*** DATASET RECORDS

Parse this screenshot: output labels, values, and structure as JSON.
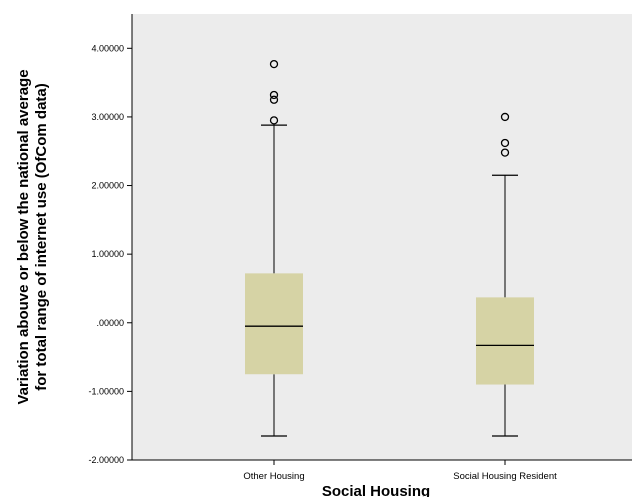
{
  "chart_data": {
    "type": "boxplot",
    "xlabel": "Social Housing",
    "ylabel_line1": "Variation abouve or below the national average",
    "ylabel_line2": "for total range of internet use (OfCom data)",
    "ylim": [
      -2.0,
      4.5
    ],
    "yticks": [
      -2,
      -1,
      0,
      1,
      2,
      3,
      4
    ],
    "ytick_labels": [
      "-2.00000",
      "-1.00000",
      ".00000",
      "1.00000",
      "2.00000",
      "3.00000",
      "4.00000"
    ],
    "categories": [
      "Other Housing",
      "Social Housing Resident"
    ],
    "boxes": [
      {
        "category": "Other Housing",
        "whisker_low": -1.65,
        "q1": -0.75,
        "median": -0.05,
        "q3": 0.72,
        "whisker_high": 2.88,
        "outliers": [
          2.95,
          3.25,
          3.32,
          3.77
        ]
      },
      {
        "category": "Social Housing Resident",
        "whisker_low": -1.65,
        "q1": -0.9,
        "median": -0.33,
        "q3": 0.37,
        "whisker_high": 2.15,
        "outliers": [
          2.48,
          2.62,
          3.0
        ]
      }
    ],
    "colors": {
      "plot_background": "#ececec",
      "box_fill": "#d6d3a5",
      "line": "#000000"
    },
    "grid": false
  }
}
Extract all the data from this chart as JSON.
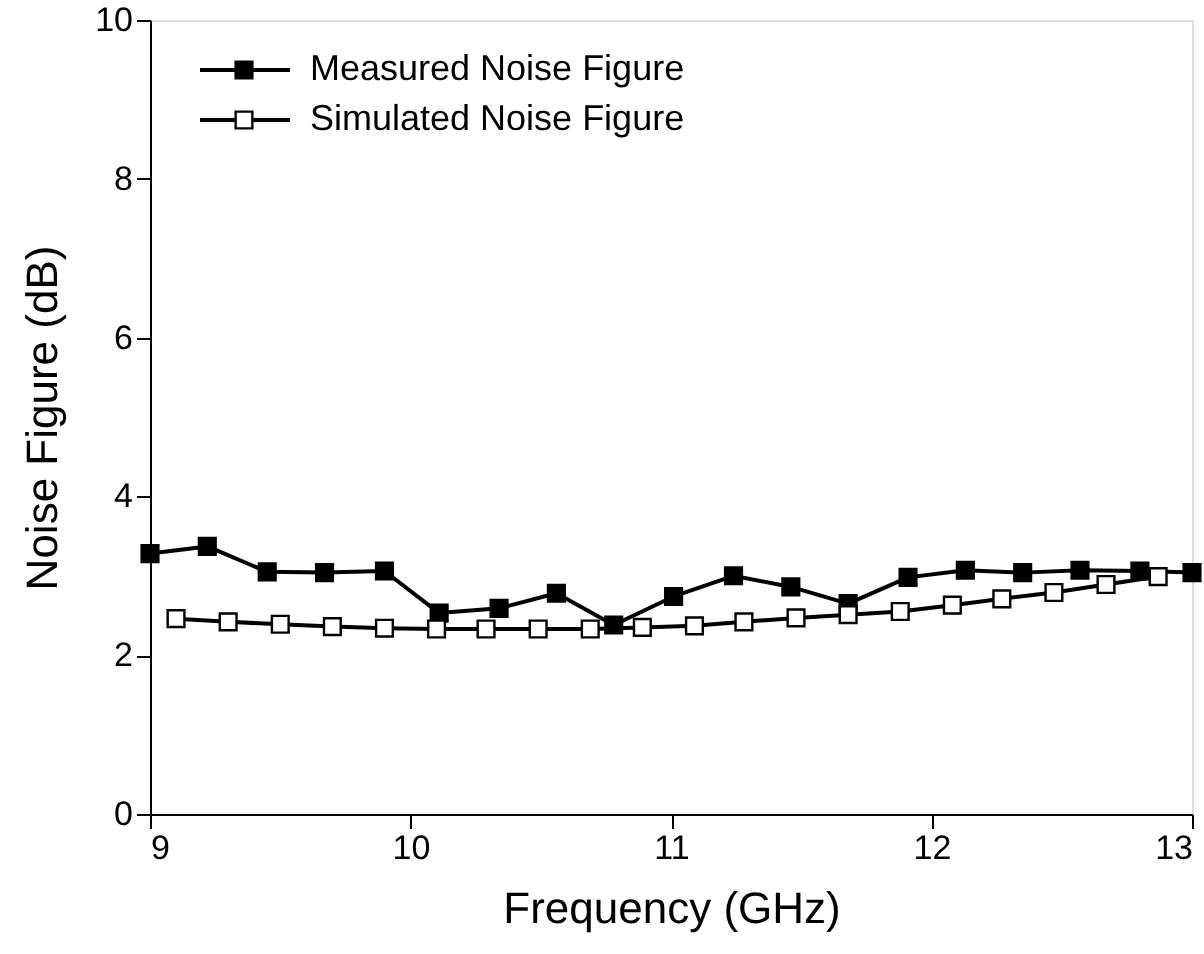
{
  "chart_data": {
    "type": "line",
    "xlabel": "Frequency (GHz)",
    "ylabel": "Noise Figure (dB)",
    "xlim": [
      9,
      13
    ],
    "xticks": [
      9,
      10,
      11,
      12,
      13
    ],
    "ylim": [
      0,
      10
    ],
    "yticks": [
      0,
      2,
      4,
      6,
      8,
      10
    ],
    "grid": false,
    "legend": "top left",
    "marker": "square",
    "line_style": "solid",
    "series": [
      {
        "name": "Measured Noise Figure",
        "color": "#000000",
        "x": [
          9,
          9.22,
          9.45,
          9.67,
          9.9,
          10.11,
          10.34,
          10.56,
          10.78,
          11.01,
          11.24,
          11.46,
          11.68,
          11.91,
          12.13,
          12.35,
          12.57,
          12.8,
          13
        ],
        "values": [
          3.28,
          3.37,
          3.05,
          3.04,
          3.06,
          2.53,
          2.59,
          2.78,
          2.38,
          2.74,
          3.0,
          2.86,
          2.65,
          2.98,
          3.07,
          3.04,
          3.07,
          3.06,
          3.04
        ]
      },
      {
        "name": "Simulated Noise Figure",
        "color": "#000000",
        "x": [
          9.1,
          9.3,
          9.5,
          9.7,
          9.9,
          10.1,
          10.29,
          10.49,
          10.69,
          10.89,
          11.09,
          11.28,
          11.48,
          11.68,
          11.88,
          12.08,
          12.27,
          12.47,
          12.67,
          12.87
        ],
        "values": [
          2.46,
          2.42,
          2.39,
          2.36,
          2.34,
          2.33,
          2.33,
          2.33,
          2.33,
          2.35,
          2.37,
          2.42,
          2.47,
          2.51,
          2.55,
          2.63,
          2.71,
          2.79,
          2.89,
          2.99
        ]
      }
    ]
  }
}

******
*** DATASET RECORDS

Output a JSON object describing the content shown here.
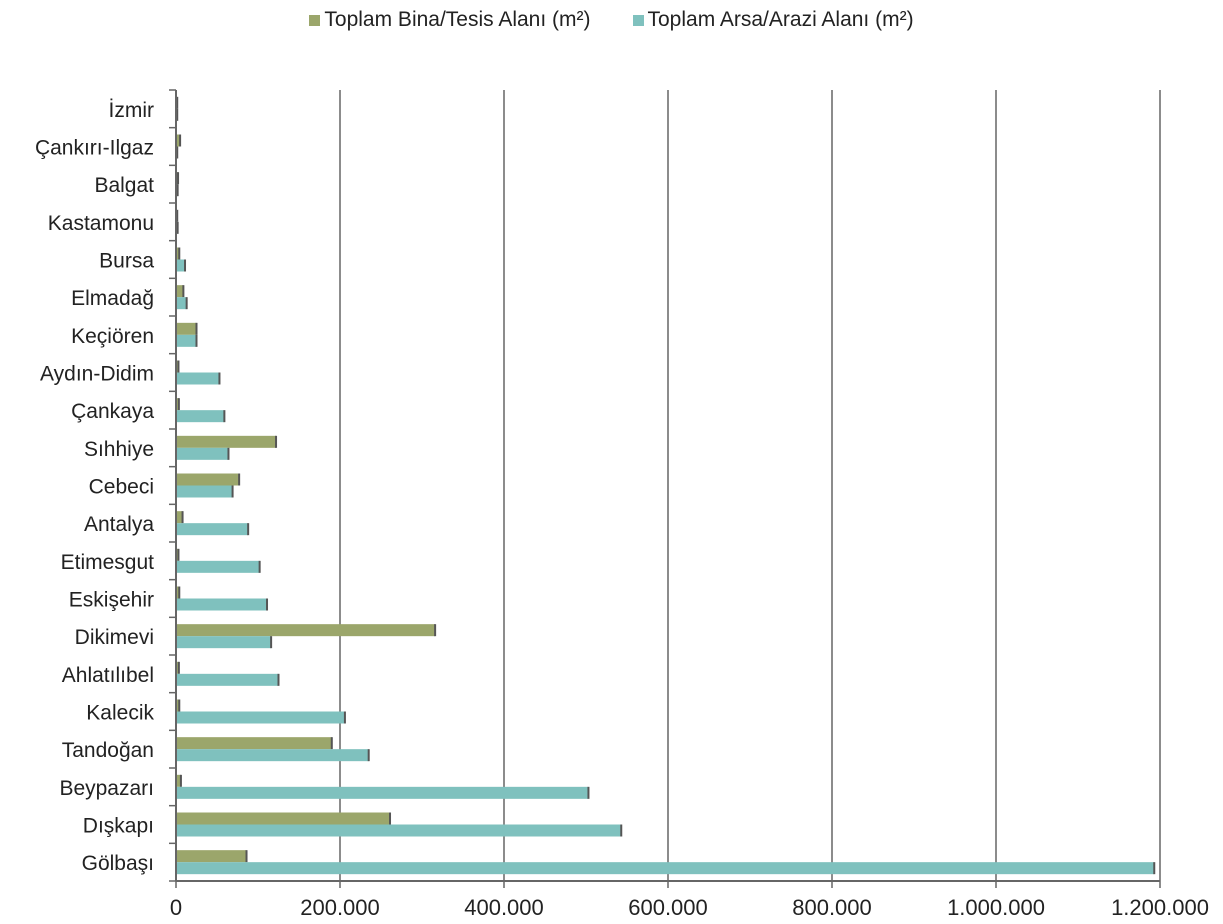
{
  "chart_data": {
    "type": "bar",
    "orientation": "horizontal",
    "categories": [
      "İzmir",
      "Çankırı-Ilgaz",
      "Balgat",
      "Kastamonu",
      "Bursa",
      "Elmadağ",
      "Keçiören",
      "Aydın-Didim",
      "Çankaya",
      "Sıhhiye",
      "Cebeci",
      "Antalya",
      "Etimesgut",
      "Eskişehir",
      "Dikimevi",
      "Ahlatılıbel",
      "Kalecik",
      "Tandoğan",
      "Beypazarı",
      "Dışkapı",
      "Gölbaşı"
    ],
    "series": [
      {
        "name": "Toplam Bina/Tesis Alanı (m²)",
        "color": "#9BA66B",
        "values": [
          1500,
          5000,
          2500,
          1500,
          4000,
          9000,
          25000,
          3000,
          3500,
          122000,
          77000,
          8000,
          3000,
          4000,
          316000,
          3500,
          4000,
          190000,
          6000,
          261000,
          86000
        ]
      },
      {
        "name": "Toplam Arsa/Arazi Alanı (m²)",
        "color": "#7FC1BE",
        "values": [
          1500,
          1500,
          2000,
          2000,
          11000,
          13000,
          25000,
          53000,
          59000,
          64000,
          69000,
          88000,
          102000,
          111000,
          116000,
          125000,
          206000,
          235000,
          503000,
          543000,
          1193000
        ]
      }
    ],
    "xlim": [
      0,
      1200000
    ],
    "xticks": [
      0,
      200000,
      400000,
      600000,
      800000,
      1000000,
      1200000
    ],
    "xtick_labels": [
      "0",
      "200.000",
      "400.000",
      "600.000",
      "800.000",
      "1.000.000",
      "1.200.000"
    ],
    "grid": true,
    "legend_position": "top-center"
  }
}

******
*** DATASET RECORDS

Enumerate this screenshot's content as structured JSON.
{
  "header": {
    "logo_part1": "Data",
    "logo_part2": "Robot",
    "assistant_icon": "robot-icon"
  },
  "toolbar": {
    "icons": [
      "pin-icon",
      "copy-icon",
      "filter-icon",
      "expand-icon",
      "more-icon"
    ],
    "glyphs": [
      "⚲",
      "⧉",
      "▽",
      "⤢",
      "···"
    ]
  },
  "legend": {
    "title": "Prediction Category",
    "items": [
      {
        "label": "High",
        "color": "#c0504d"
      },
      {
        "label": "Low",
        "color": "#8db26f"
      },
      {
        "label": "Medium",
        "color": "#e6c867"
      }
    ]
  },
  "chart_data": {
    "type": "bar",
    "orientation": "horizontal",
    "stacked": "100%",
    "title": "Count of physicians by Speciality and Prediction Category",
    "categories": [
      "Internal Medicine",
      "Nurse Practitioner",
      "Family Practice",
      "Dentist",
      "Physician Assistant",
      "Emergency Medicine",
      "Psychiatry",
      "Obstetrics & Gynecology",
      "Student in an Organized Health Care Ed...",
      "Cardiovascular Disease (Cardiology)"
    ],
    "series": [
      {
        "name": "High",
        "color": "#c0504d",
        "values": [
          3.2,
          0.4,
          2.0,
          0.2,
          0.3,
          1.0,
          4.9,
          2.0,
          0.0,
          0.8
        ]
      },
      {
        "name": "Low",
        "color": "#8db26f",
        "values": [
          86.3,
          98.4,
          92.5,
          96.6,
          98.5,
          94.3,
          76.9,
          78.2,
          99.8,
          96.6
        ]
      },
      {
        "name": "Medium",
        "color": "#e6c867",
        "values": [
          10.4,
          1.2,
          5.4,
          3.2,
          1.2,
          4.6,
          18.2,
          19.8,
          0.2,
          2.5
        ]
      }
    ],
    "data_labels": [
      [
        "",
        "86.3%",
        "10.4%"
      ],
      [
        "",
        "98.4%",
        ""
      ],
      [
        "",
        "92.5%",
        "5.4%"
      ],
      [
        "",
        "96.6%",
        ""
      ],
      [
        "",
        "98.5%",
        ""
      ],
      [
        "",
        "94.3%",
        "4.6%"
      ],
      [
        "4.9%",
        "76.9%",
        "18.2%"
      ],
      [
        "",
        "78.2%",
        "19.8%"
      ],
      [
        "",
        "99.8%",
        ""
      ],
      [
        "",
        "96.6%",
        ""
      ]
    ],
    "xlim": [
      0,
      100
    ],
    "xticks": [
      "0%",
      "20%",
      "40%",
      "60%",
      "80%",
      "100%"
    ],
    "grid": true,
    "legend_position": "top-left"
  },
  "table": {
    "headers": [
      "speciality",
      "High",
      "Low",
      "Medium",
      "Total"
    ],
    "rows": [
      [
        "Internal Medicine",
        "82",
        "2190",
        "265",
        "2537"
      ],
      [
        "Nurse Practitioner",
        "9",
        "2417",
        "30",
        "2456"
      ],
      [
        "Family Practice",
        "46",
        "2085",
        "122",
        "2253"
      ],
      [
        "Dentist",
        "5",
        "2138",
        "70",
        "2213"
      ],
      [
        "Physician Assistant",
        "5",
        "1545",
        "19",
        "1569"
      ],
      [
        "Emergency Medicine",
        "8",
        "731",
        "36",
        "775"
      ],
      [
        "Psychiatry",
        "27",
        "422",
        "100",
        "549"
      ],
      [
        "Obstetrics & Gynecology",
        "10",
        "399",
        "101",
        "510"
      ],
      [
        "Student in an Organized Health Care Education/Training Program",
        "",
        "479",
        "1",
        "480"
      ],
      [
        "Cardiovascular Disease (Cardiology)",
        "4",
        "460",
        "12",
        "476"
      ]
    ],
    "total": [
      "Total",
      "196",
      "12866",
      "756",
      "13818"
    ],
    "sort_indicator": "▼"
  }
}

******

_EXERCISE AIM_: From the listing above, pick out each line where the word "Other" appears.

_EXERCISE SOLUTION_:
      "Other Housing",
        "category": "Other Housing",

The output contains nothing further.